__Records shown__.
----------------------------------------

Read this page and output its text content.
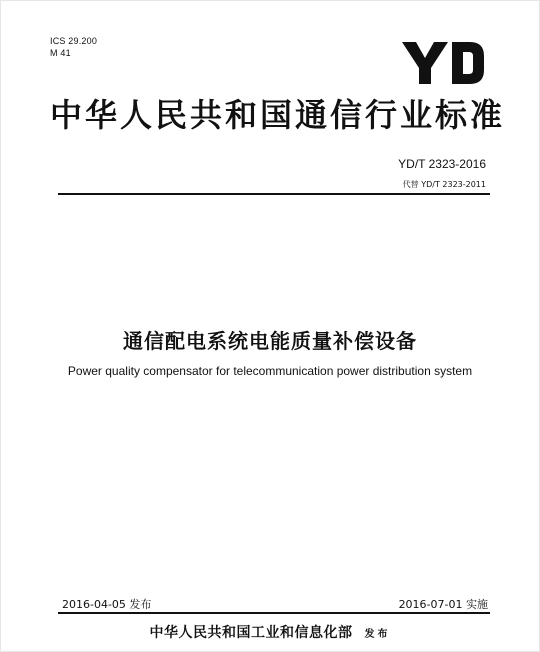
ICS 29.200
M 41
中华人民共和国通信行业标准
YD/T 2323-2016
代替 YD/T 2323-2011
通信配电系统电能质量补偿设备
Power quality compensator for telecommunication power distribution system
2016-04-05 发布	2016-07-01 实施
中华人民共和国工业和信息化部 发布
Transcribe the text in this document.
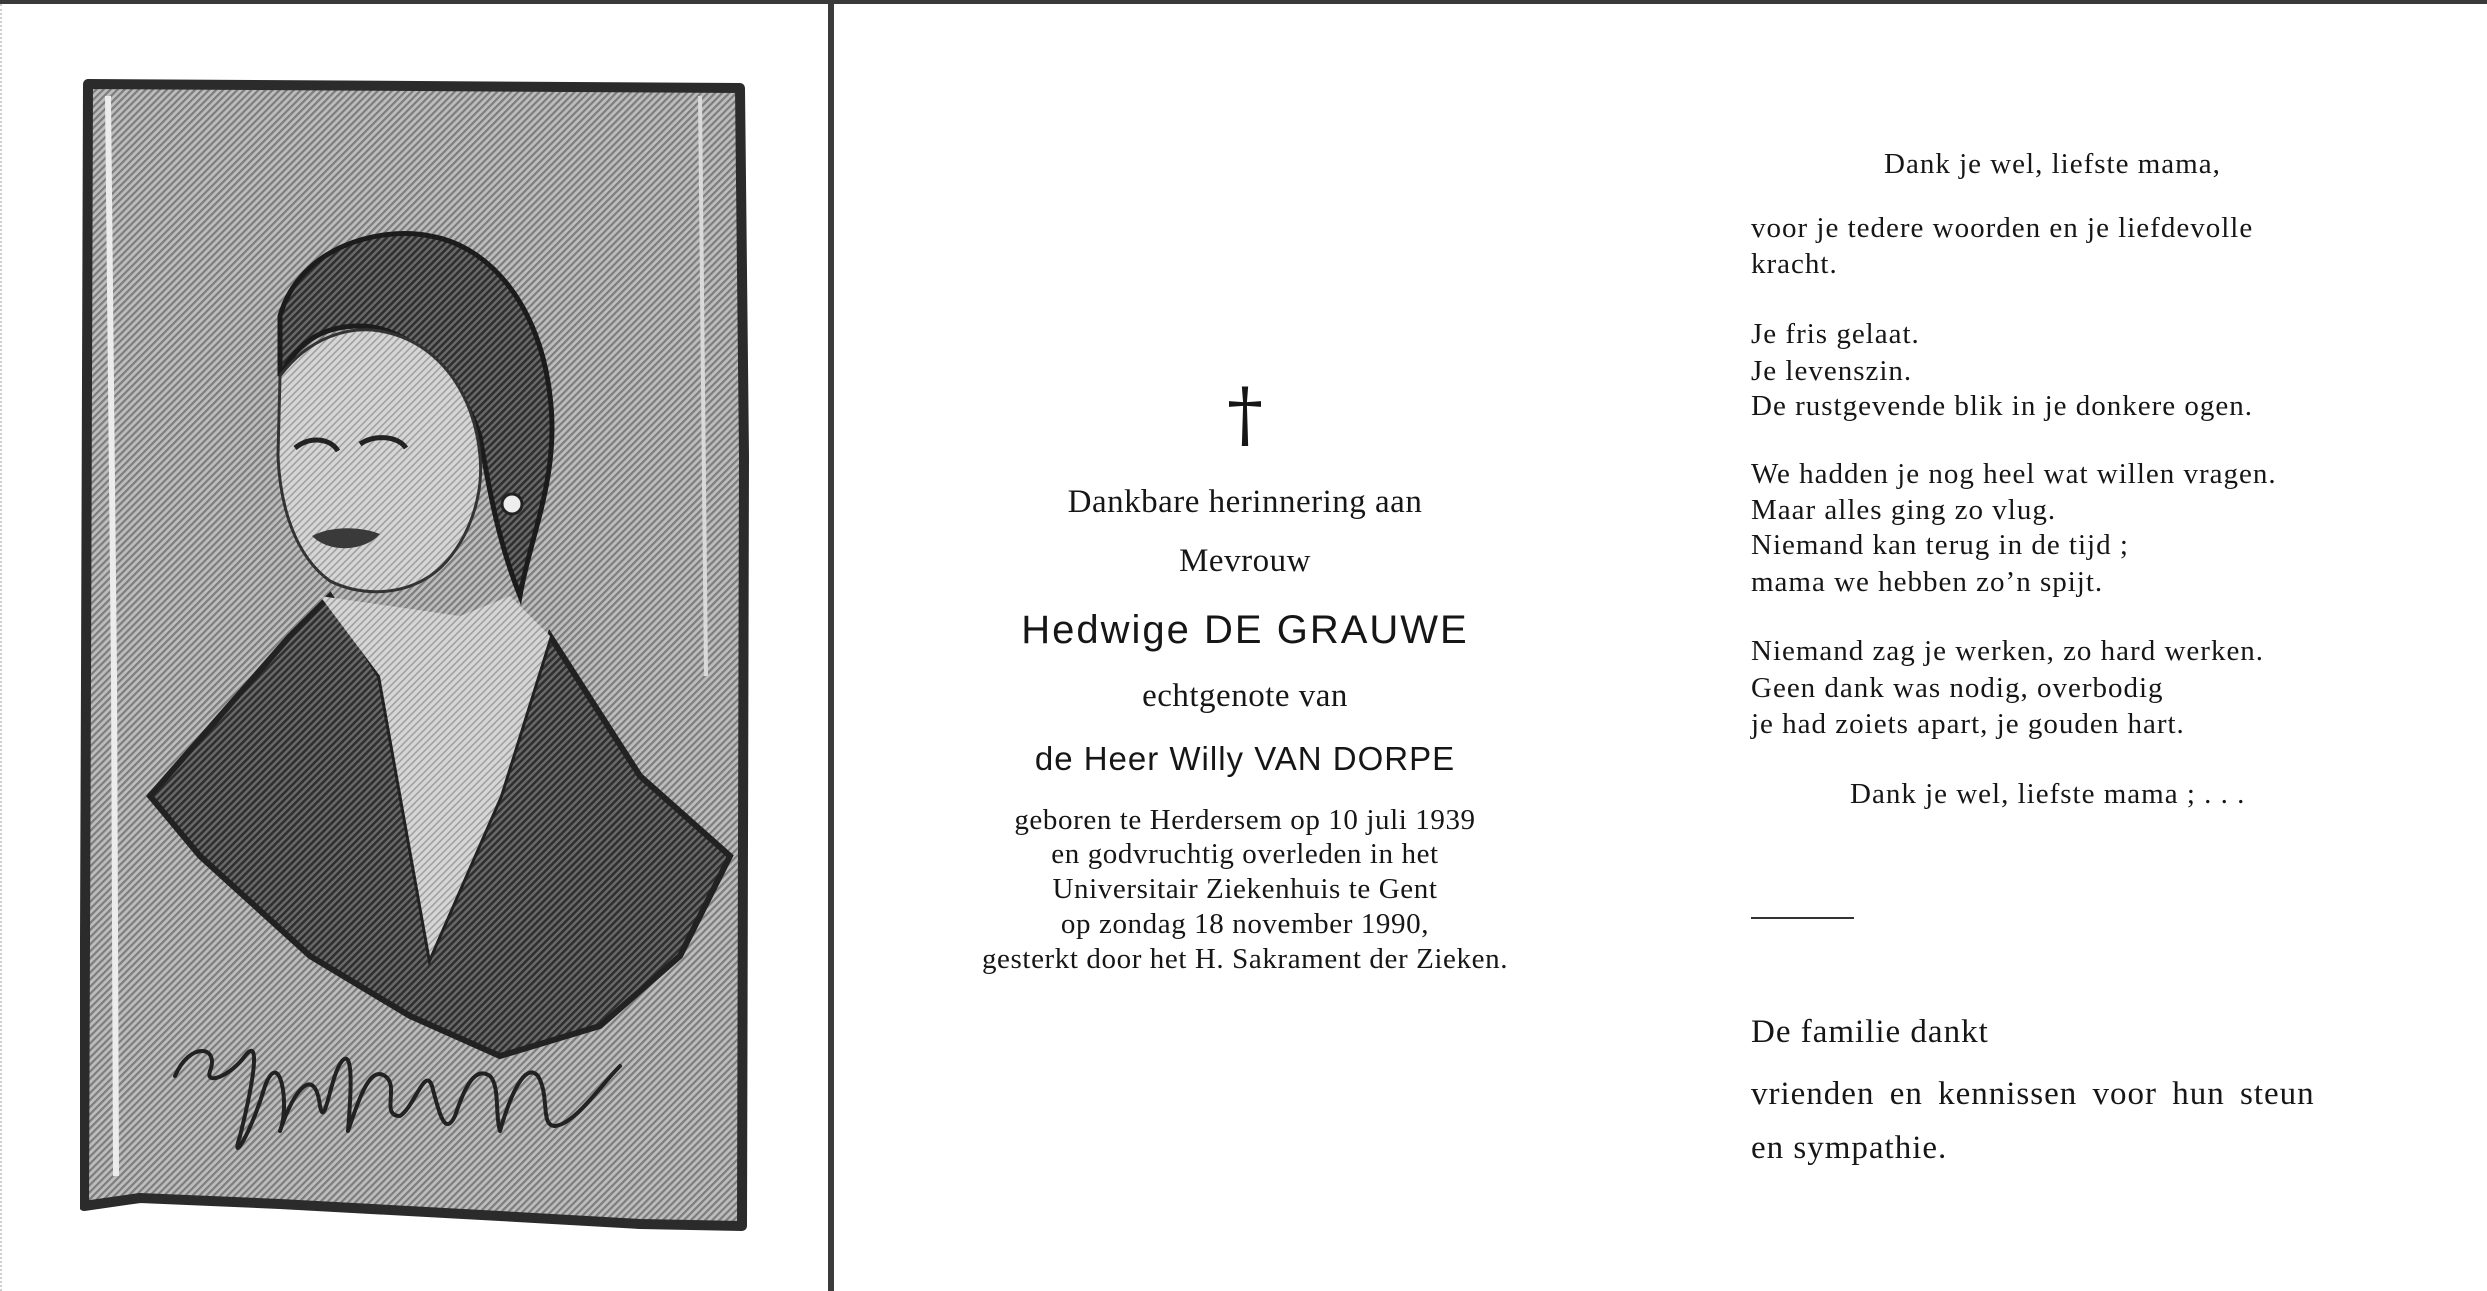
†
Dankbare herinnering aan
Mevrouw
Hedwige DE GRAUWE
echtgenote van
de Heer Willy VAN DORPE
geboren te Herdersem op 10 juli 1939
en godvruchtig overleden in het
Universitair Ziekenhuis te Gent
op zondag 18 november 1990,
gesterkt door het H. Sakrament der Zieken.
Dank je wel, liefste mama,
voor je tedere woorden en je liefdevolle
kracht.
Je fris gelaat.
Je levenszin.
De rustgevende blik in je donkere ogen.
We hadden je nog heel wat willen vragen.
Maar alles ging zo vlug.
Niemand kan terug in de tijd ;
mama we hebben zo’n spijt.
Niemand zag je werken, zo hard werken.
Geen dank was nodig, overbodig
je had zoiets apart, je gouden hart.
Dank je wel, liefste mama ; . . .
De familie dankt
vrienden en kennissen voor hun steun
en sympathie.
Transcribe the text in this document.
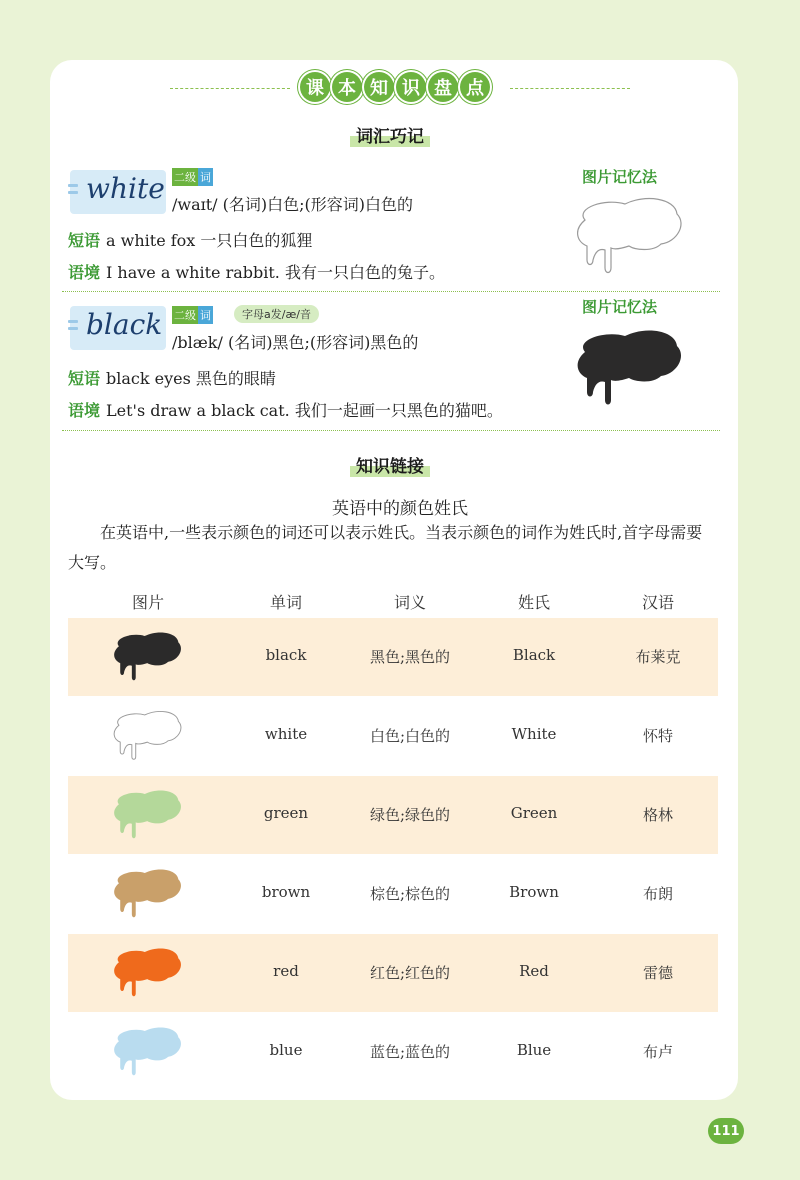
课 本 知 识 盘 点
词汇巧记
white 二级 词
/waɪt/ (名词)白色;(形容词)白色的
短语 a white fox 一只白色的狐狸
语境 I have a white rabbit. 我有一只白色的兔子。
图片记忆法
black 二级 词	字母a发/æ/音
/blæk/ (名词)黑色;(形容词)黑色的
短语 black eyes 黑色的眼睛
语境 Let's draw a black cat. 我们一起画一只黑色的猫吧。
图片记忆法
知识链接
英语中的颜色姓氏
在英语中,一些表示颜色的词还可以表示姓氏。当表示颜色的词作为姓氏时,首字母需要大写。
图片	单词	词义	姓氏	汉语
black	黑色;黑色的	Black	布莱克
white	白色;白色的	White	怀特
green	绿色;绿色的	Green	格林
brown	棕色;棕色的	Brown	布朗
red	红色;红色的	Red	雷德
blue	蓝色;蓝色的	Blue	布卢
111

----------------------------------------

__What to produce__. All the lines above are to be given again exactly as they read, with the pictures removed.

__Response for this exercise__.
Read this page and output its text content.
ICS 29.200
M 41
中华人民共和国通信行业标准
YD/T 2323-2016
代替 YD/T 2323-2011
通信配电系统电能质量补偿设备
Power quality compensator for telecommunication power distribution system
2016-04-05 发布	2016-07-01 实施
中华人民共和国工业和信息化部 发布
Transcribe the text in this document.
†
Dankbare herinnering aan
Mevrouw
Hedwige DE GRAUWE
echtgenote van
de Heer Willy VAN DORPE
geboren te Herdersem op 10 juli 1939
en godvruchtig overleden in het
Universitair Ziekenhuis te Gent
op zondag 18 november 1990,
gesterkt door het H. Sakrament der Zieken.
Dank je wel, liefste mama,
voor je tedere woorden en je liefdevolle
kracht.
Je fris gelaat.
Je levenszin.
De rustgevende blik in je donkere ogen.
We hadden je nog heel wat willen vragen.
Maar alles ging zo vlug.
Niemand kan terug in de tijd ;
mama we hebben zo’n spijt.
Niemand zag je werken, zo hard werken.
Geen dank was nodig, overbodig
je had zoiets apart, je gouden hart.
Dank je wel, liefste mama ; . . .
De familie dankt
vrienden en kennissen voor hun steun
en sympathie.
Transcribe the text in this document.
课 本 知 识 盘 点
词汇巧记
white 二级 词
/waɪt/ (名词)白色;(形容词)白色的
短语 a white fox 一只白色的狐狸
语境 I have a white rabbit. 我有一只白色的兔子。
图片记忆法
black 二级 词	字母a发/æ/音
/blæk/ (名词)黑色;(形容词)黑色的
短语 black eyes 黑色的眼睛
语境 Let's draw a black cat. 我们一起画一只黑色的猫吧。
图片记忆法
知识链接
英语中的颜色姓氏
在英语中,一些表示颜色的词还可以表示姓氏。当表示颜色的词作为姓氏时,首字母需要大写。
图片	单词	词义	姓氏	汉语
black	黑色;黑色的	Black	布莱克
white	白色;白色的	White	怀特
green	绿色;绿色的	Green	格林
brown	棕色;棕色的	Brown	布朗
red	红色;红色的	Red	雷德
blue	蓝色;蓝色的	Blue	布卢
111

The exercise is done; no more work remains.